- [DIE AUFGABE]:
Beantworte zum Forumsbeitrag über den Schwimmteich diese Fragen:
(a) Wie groß ist die Fläche des Teichs insgesamt?
(b) Womit ist der Filterteich abgedichtet?
(c) In welchem Monat kamen die Pflanzen in die Teiche?

- [VORLIEGENDER TEXT]:
* * * * * * * * *
# Scheinbar gute Wasserwert und trotzdem Fadenalgen



## Autumnx (3. Sep. 2014)

*Hallo Zusammen,*

*ich verfolge viele Themen hier im Forum, bin aber leider noch nicht dazu gekommen etwas zu meinem Teich zu schreiben. Und bevor ich mit meinen Fragen komme erst einmal eine kleine Vorstellungsrund von mir und meinem Teich. (Bilder folgen)
Ich bin 31 Jahre habe eine kleine Tochter (4 1/2)Monate) zusammen mit meiner Freundin. in diesem Monaten wollen wir noch anfangen unser neues Zuhause zubauen. (direkt am Teich  )
Zum Teich: 
Planungsbeginn: 2012
Baubeginn: 2013
Fläche: ~160m² (ca 100m² Schwimmbereich, 60m² Pflanzenbereich)
Volumen: ~170m³
Filter: 2 Skimmer + 2 Bodenabläufe über Filterteich (oberirdisch +1m, ca. 36m²)
Schwimmteich Abdichtung: Folie EPDM 1,6mm
Filterteich Abdichtung: Ton
Schwimmbereich: mehrere Stufen-/ Randbereiche (0m, -0,7m, -1,5m, -2,6m)
Pflanzenbereich: von 0,1m bis -0,8m (ein kleiner Bereich 2m² ist bis ca. 1,6m tief)
Pflanzen: im Pflanzenbereich in Pflanzkörben mit einem Ton-Sand-Gemisch
Pflanzen: im Filterteich in Drain- und Filterkies
So das zu den "technischen" Daten meines Teiches.
Das letzte Jahr haben wir mit dem Aushub und der Grundgestaltung des Teiches. Im Herbst kam dann die Folie rein und das erste mal Wasser (Brunnenwasser) zu Sicherung und zum Festlegen der Folie.
Im Frühjahr diesen Jahres haben ich dann die Treppe (Sandstein), den Bachlauf (Rücklauf vom Filterteich) und die Abgrenzung (flache Feldsteine) zwischen Schwimm- und Pflanzenbereich eingebaut. Sowie den Filterteich mit Drainagerohren und Kies ausgestattet.
Im Mai kam dann mit etwas Verspätung die Pflanzen in die Teiche (von allem etwas). 
Anfangs hatten wir ganz leicht Schwebalgen im Teich. Nach zwei Wochen waren diese aber fort. Die Pflanzen wuchsen prächtig. 
Selbst Temperaturen von 29°C (nach dem Baden) hatten keine sichtbaren Folgen (Sichtweite: >2,6m, glasklar).Auch jetzt ist das Wasser immer noch glasklar, aber es bilden sich Fadenalgen im Pflanzenbereich. und teilweise im Schwimmbereich. Die Pflanzen scheinen nicht weiter zu wachsen (Seerosen haben mehrere braune Blätter und es werden mehr) die Unterwasserpflanzen sehen nicht gut aus , da sie stark von den Fadenalgen umhüllt werden.
* * * * * * * * *
- [AUSZUG DER DATEN]:

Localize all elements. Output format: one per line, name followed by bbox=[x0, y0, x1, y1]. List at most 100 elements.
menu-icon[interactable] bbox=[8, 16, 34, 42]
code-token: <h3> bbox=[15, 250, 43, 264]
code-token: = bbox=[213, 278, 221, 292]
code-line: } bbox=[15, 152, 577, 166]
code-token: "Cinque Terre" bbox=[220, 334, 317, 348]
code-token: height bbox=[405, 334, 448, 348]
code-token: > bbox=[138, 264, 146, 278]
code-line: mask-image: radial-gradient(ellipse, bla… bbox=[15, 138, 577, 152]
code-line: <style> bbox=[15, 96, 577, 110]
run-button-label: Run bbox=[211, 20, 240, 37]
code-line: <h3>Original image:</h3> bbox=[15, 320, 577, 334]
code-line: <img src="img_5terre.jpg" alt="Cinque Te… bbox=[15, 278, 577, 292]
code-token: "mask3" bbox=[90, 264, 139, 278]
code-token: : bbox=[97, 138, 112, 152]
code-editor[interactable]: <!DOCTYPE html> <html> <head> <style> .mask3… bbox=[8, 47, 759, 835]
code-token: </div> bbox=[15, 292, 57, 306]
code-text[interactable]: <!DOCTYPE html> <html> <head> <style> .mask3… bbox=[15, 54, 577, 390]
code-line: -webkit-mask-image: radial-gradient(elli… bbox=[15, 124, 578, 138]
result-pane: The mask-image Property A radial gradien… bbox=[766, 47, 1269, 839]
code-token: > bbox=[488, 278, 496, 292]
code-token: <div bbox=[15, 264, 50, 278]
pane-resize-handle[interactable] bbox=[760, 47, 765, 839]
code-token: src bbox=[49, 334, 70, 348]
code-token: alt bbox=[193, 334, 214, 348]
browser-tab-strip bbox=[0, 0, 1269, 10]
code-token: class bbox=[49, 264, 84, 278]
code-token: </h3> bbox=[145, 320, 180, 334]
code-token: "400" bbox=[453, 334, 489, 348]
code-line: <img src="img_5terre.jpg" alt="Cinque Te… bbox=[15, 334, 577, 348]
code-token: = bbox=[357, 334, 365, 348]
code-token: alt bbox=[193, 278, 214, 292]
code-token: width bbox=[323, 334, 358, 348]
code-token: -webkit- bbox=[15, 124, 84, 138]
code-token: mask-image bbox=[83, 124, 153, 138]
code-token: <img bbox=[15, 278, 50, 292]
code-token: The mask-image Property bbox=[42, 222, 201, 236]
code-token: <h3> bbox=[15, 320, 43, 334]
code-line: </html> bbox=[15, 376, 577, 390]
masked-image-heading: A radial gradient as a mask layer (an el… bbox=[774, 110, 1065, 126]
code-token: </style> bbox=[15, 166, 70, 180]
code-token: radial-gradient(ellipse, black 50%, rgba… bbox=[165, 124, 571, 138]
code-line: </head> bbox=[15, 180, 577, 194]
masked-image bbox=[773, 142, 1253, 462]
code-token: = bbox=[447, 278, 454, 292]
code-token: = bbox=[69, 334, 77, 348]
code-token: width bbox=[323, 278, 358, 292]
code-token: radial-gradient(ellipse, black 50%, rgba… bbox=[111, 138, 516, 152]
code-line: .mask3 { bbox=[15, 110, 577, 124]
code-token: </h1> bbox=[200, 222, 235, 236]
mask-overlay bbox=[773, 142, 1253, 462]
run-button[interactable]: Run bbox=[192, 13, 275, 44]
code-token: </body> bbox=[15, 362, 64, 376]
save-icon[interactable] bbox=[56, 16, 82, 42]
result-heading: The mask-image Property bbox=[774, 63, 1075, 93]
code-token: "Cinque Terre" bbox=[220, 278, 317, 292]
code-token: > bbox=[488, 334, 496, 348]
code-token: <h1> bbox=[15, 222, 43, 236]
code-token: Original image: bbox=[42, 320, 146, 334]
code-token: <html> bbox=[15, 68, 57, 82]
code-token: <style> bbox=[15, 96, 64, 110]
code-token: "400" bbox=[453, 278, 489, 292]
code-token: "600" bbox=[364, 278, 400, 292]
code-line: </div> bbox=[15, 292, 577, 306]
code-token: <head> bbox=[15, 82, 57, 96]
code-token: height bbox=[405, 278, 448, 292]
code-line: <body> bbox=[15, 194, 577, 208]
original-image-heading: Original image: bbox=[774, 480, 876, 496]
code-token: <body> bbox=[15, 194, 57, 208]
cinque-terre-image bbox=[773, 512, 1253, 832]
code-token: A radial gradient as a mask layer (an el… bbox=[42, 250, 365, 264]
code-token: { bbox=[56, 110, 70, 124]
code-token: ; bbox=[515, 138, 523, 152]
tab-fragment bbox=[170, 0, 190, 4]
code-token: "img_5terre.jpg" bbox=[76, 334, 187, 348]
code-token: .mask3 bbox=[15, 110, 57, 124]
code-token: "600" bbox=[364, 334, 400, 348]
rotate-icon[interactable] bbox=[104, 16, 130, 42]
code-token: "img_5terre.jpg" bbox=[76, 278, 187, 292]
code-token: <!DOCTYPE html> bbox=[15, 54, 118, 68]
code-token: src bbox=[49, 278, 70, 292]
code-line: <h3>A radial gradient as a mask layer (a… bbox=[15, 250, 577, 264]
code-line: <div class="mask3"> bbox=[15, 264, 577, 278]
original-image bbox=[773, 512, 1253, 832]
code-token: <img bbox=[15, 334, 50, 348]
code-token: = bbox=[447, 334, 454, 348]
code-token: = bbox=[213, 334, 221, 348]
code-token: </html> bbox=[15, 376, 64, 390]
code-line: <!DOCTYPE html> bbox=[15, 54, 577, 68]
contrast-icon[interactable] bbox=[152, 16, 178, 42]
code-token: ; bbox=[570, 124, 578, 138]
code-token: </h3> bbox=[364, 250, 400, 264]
* * * * * * * * *
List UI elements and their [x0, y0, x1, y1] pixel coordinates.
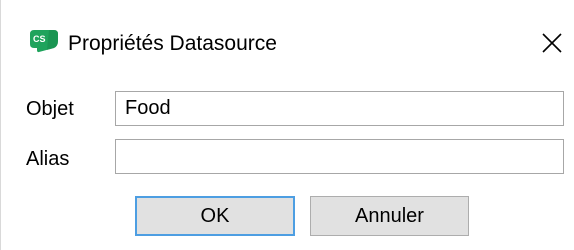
* * * * * * * * *
- [LÖSUNG DAZU]:
(a) Etwa 160 m² (ca. 100 m² Schwimmbereich, 60 m² Pflanzenbereich)
(b) Mit Ton
(c) Im Mai